WHAT TO DO => Write out the records starting at the line that contains "List all visible" and ending after the line that contains "chevron-right-icon: › (638, 230, 642, 245)", reproducing each line unchanged. Leave out the pictures.

DATASET EXTRACT =>

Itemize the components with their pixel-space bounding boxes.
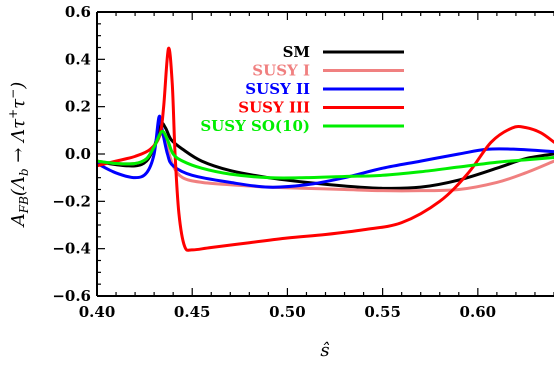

...

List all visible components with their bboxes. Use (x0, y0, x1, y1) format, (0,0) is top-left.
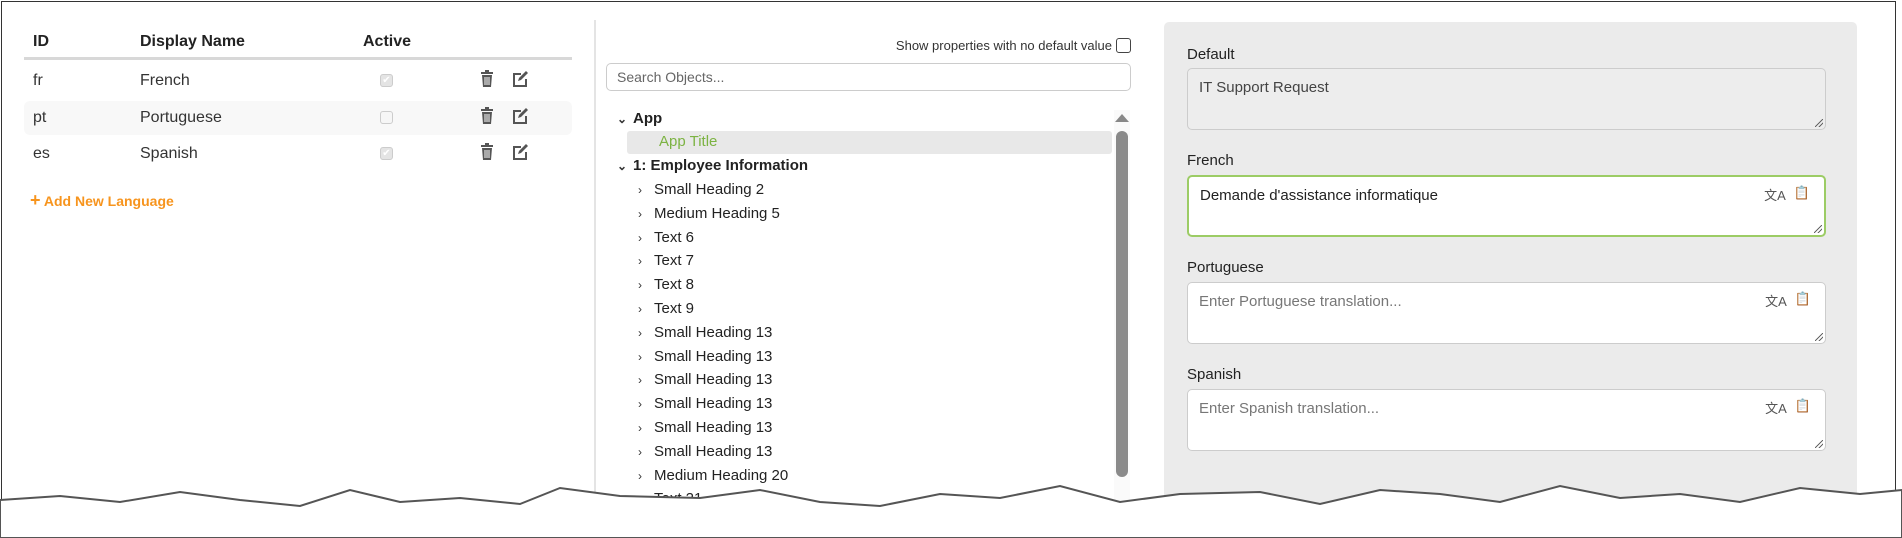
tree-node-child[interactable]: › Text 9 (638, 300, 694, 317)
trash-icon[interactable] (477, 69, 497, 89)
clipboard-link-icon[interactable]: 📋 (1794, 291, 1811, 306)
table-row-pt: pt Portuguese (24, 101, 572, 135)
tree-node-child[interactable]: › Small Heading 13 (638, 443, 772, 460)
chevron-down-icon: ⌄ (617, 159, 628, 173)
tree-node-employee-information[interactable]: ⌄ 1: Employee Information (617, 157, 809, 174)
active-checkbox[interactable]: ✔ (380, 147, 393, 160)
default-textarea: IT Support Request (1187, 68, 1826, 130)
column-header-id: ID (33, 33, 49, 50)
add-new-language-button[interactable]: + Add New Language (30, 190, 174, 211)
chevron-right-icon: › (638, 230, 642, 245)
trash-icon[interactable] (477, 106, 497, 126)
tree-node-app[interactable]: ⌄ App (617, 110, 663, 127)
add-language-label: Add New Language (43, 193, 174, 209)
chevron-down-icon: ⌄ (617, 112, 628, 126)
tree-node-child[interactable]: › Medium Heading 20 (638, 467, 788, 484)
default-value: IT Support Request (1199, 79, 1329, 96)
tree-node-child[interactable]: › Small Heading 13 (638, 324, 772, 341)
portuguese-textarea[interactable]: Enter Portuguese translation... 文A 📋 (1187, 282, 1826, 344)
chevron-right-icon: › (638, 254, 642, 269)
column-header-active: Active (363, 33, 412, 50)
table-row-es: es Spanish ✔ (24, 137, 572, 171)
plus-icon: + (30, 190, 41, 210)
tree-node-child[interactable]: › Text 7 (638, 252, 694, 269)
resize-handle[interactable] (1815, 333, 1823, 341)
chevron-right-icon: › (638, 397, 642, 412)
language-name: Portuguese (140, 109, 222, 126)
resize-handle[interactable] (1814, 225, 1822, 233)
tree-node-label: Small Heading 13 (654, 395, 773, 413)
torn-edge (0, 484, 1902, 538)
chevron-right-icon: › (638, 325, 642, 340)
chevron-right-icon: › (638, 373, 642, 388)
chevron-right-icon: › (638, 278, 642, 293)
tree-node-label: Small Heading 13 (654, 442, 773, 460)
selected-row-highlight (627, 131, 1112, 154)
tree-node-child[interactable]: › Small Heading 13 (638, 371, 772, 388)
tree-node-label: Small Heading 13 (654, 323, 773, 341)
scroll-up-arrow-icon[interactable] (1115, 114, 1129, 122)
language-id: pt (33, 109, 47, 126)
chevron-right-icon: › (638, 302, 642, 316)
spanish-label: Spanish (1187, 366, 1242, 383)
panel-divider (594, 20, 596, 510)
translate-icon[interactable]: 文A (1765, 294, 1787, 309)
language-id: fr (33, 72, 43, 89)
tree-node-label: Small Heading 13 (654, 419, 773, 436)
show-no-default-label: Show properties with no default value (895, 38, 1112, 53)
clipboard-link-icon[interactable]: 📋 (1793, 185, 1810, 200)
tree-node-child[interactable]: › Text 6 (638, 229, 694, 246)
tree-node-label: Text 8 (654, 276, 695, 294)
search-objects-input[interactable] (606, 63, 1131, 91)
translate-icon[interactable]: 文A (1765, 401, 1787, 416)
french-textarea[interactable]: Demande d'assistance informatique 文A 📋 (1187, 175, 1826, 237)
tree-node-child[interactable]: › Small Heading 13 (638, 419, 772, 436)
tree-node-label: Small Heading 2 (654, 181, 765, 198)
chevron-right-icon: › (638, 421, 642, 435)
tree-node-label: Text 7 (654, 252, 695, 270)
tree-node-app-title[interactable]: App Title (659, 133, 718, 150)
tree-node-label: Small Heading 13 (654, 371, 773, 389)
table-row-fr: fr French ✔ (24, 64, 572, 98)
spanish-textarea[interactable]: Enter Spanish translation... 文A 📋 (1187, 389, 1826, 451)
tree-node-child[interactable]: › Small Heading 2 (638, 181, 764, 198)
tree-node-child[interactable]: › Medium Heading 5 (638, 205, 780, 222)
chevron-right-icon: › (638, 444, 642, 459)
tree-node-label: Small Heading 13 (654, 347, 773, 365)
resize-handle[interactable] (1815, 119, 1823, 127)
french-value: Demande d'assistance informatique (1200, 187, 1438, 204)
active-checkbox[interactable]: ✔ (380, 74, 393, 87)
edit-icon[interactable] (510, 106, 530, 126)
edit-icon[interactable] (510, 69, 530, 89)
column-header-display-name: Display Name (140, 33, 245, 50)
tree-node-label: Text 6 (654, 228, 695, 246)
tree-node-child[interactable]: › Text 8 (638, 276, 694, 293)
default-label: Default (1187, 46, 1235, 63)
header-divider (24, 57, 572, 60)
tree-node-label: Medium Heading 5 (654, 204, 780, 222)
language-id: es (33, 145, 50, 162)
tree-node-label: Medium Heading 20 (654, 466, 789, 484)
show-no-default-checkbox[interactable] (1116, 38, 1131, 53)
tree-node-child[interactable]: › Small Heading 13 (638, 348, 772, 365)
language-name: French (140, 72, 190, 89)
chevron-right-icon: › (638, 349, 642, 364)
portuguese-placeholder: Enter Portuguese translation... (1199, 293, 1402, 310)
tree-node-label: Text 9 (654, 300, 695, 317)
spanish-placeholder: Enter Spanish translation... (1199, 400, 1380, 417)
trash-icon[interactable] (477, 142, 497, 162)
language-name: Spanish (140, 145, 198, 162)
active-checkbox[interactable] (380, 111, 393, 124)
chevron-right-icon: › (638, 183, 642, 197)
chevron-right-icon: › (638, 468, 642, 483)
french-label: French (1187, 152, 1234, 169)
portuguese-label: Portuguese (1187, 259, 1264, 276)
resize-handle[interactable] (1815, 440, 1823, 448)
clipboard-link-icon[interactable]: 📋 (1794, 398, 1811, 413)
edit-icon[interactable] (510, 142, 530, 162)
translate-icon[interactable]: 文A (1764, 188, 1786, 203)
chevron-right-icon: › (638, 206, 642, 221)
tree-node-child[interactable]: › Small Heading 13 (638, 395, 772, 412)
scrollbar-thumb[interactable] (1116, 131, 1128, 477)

SOLUTION TO THE PROBLEM =>
List all visible components with their bboxes. Use (x0, y0, x1, y1) format, (0,0) is top-left.
tree-node-child[interactable]: › Text 9 (638, 300, 694, 317)
trash-icon[interactable] (477, 69, 497, 89)
clipboard-link-icon[interactable]: 📋 (1794, 291, 1811, 306)
table-row-pt: pt Portuguese (24, 101, 572, 135)
tree-node-child[interactable]: › Small Heading 13 (638, 443, 772, 460)
chevron-down-icon: ⌄ (617, 159, 628, 173)
tree-node-employee-information[interactable]: ⌄ 1: Employee Information (617, 157, 809, 174)
active-checkbox[interactable]: ✔ (380, 147, 393, 160)
default-textarea: IT Support Request (1187, 68, 1826, 130)
column-header-id: ID (33, 33, 49, 50)
add-new-language-button[interactable]: + Add New Language (30, 190, 174, 211)
chevron-right-icon: › (638, 230, 642, 245)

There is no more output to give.